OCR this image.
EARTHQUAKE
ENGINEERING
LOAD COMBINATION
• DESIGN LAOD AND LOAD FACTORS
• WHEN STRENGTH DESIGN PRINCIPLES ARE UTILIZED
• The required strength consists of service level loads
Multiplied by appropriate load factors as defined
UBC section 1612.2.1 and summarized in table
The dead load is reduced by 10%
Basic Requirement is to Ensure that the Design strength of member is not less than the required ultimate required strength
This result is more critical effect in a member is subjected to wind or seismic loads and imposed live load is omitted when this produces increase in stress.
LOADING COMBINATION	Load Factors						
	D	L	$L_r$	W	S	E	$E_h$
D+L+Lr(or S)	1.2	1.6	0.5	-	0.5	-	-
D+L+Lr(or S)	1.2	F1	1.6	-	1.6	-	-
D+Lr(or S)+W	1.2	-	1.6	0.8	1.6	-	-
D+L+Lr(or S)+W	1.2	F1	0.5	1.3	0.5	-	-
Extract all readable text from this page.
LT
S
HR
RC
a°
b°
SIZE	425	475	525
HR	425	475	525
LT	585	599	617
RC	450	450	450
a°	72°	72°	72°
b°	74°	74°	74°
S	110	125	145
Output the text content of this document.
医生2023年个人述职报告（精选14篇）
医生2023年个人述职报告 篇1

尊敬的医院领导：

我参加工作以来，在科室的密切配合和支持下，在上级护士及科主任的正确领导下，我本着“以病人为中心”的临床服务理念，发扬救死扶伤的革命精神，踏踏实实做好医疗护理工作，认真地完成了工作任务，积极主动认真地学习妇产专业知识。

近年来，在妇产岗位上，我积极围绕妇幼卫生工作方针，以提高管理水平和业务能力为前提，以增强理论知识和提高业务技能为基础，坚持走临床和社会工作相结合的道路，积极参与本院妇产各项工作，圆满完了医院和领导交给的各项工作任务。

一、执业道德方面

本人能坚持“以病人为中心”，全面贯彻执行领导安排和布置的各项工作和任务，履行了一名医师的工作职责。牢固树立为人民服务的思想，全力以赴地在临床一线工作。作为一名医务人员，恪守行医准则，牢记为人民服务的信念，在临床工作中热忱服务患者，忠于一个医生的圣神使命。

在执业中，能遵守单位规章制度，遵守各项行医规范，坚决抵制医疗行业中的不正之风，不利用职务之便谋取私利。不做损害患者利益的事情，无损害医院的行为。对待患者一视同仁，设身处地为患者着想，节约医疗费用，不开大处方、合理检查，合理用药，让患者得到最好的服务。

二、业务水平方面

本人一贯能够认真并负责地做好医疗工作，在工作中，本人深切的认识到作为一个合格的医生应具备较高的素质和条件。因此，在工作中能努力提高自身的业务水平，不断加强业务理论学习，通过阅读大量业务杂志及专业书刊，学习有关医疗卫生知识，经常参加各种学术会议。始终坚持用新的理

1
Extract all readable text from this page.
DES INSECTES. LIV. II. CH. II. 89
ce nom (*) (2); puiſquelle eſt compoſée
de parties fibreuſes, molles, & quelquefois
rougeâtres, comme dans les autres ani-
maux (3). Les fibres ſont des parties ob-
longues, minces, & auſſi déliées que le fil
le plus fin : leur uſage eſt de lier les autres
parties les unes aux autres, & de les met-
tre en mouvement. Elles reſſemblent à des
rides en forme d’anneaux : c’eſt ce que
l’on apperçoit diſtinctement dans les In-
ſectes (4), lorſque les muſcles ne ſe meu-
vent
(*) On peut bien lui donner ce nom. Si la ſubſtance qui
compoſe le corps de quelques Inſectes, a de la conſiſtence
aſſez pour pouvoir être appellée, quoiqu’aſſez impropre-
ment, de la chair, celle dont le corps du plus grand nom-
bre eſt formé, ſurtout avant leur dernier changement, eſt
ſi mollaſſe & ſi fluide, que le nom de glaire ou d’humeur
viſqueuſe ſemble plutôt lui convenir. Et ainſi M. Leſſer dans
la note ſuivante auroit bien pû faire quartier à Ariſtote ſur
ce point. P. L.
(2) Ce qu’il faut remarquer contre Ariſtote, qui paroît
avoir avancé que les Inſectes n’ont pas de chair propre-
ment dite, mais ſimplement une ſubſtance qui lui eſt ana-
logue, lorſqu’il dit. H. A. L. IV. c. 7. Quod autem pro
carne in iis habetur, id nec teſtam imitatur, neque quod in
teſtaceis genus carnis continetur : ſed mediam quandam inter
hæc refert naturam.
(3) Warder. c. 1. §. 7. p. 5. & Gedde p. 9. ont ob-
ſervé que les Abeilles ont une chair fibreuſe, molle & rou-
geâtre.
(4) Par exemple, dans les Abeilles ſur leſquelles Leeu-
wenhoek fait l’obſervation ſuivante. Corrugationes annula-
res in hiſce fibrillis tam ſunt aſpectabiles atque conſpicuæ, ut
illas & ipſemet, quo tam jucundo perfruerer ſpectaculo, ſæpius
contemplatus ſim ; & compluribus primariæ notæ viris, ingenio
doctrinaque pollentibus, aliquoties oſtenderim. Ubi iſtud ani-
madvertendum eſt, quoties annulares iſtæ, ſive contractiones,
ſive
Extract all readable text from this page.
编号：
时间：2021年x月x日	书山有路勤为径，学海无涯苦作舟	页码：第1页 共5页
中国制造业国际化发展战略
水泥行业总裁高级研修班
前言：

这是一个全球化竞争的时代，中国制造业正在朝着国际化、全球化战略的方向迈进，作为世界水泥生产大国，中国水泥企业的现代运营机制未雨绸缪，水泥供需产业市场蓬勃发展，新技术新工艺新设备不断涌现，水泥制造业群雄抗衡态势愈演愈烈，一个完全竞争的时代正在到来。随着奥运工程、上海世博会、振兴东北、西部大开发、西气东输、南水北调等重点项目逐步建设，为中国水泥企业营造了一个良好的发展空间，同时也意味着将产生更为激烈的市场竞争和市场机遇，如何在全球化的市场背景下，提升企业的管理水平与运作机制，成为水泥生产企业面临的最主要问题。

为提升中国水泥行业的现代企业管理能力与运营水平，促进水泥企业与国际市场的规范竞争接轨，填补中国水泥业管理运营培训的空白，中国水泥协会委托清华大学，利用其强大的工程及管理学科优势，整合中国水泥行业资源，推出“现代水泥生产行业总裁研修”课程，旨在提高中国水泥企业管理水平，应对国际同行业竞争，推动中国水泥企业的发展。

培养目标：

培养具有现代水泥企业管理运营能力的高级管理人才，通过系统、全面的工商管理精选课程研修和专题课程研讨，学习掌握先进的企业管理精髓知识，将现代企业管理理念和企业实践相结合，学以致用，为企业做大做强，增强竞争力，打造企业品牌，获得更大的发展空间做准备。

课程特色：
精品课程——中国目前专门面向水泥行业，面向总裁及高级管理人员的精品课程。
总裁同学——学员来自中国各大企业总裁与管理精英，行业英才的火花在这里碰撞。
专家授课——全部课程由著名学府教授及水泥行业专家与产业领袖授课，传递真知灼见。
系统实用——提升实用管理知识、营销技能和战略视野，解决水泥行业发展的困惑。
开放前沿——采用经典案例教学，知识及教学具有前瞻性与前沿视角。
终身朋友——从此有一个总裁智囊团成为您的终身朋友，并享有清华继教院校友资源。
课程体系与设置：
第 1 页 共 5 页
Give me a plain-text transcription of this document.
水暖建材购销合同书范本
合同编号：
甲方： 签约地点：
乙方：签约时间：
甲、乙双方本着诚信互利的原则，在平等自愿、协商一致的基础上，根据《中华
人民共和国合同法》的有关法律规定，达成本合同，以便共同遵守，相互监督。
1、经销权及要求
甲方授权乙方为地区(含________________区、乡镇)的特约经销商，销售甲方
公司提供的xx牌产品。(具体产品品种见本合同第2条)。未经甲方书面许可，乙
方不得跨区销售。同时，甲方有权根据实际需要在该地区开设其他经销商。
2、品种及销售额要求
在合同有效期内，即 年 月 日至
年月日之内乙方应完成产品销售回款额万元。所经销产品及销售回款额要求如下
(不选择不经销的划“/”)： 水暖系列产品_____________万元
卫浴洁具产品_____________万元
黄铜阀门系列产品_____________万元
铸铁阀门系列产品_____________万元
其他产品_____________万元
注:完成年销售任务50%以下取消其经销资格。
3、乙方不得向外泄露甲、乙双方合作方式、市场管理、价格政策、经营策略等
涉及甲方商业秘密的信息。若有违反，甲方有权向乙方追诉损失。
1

────────────────────────────────────────

- [What the exercise asks] Show each line of the data that contains the string "ſive".

- [The solution]
madvertendum eſt, quoties annulares iſtæ, ſive contractiones,
ſive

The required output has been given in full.